What to do: Return exactly the span of lines that opens with the line containing "Read this page and output its text content." and closes with the last line of the data, inclusive.
========================
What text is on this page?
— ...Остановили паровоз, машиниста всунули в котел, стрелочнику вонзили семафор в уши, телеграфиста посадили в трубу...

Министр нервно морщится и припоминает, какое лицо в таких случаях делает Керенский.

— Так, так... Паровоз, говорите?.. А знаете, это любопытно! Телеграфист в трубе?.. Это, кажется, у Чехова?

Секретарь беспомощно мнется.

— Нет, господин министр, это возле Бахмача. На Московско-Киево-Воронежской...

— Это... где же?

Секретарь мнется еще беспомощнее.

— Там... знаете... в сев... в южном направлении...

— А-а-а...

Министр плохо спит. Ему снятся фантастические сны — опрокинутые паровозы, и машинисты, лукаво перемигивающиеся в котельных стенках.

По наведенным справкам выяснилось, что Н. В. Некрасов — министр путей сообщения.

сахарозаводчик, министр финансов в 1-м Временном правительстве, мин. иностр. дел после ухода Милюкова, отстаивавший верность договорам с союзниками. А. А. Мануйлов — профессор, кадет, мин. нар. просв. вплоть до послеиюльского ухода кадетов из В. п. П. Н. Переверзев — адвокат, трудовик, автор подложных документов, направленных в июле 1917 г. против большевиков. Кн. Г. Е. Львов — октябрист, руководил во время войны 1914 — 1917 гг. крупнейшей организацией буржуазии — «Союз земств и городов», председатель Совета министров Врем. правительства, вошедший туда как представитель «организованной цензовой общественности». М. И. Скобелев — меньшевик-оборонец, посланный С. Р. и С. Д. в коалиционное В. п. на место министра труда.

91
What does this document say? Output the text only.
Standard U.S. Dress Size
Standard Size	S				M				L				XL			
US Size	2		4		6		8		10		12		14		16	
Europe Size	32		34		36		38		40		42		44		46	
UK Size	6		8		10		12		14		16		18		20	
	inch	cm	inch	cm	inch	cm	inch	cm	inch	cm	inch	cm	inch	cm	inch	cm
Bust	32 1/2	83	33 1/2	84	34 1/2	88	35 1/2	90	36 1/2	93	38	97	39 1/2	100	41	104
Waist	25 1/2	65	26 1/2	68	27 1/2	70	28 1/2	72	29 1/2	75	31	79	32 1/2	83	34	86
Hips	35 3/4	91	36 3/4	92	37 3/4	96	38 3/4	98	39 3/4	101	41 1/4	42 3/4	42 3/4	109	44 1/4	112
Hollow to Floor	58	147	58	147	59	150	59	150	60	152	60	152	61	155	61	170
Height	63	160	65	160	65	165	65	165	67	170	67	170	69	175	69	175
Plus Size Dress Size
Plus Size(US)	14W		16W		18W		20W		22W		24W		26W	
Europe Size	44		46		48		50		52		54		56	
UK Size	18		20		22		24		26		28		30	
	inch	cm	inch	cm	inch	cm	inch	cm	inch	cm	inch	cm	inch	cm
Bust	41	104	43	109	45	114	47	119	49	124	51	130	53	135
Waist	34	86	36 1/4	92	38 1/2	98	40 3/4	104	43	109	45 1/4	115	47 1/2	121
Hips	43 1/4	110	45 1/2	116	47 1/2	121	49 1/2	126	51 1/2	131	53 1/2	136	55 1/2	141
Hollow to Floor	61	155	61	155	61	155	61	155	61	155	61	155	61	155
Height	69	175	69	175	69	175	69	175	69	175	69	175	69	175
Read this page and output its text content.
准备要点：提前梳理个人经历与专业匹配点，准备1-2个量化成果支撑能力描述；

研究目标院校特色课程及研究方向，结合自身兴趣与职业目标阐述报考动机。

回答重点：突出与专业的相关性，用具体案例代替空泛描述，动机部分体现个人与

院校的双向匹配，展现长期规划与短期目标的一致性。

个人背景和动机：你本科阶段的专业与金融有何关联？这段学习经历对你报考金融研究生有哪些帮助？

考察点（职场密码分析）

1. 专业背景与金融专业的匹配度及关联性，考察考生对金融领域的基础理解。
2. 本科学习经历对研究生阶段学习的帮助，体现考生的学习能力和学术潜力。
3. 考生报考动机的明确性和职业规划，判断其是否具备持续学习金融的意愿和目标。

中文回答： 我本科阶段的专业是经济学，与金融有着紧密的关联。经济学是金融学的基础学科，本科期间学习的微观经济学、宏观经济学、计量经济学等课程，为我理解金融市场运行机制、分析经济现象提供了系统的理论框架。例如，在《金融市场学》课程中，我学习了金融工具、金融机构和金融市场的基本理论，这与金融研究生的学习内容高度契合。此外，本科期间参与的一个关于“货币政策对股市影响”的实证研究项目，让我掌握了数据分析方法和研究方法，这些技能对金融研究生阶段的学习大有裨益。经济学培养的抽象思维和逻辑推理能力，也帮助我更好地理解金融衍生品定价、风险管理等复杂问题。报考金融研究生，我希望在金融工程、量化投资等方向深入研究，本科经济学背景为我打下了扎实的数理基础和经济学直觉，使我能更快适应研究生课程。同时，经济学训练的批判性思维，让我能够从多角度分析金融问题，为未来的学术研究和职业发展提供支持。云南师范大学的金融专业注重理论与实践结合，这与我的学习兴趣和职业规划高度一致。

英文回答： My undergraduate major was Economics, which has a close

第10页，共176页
========================
The answer:
Read this page and output its text content.
准备要点：提前梳理个人经历与专业匹配点，准备1-2个量化成果支撑能力描述；

研究目标院校特色课程及研究方向，结合自身兴趣与职业目标阐述报考动机。

回答重点：突出与专业的相关性，用具体案例代替空泛描述，动机部分体现个人与

院校的双向匹配，展现长期规划与短期目标的一致性。

个人背景和动机：你本科阶段的专业与金融有何关联？这段学习经历对你报考金融研究生有哪些帮助？

考察点（职场密码分析）

1. 专业背景与金融专业的匹配度及关联性，考察考生对金融领域的基础理解。
2. 本科学习经历对研究生阶段学习的帮助，体现考生的学习能力和学术潜力。
3. 考生报考动机的明确性和职业规划，判断其是否具备持续学习金融的意愿和目标。

中文回答： 我本科阶段的专业是经济学，与金融有着紧密的关联。经济学是金融学的基础学科，本科期间学习的微观经济学、宏观经济学、计量经济学等课程，为我理解金融市场运行机制、分析经济现象提供了系统的理论框架。例如，在《金融市场学》课程中，我学习了金融工具、金融机构和金融市场的基本理论，这与金融研究生的学习内容高度契合。此外，本科期间参与的一个关于“货币政策对股市影响”的实证研究项目，让我掌握了数据分析方法和研究方法，这些技能对金融研究生阶段的学习大有裨益。经济学培养的抽象思维和逻辑推理能力，也帮助我更好地理解金融衍生品定价、风险管理等复杂问题。报考金融研究生，我希望在金融工程、量化投资等方向深入研究，本科经济学背景为我打下了扎实的数理基础和经济学直觉，使我能更快适应研究生课程。同时，经济学训练的批判性思维，让我能够从多角度分析金融问题，为未来的学术研究和职业发展提供支持。云南师范大学的金融专业注重理论与实践结合，这与我的学习兴趣和职业规划高度一致。

英文回答： My undergraduate major was Economics, which has a close

第10页，共176页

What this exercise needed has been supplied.